* _Objective_
Where a line in the listing below contains the word "llanishi", copy that line.

[Extracted records]
###

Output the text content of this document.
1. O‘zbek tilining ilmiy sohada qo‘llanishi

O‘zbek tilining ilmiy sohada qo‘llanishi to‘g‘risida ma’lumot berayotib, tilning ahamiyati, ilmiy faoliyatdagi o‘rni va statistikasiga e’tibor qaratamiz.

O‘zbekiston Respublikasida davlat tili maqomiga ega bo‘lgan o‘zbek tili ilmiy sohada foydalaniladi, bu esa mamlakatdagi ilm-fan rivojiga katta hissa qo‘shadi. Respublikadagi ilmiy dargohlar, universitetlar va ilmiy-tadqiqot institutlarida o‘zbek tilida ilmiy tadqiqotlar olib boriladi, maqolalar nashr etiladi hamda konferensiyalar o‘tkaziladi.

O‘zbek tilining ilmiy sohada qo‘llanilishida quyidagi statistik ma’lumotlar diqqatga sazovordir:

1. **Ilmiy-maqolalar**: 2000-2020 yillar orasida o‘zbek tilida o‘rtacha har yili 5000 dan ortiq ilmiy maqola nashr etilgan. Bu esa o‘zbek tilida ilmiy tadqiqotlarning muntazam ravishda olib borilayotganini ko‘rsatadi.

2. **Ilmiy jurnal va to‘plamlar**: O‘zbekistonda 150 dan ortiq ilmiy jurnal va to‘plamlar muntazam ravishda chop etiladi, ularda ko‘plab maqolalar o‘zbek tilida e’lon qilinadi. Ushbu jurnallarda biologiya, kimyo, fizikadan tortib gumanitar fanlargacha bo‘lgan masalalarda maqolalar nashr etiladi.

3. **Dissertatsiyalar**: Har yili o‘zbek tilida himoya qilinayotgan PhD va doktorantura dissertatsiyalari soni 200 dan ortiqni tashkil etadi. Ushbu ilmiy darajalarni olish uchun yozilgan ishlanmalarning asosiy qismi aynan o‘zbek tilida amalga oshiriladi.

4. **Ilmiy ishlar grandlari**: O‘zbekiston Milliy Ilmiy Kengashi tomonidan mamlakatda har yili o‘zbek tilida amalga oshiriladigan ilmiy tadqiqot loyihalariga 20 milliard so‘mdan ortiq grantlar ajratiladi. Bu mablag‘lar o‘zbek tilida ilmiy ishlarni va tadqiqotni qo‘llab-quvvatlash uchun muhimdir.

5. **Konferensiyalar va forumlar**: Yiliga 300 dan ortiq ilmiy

###

* _Exercise result_
1. O‘zbek tilining ilmiy sohada qo‘llanishi
O‘zbek tilining ilmiy sohada qo‘llanishi to‘g‘risida ma’lumot berayotib, tilning ahamiyati, ilmiy faoliyatdagi o‘rni va statistikasiga e’tibor qaratamiz.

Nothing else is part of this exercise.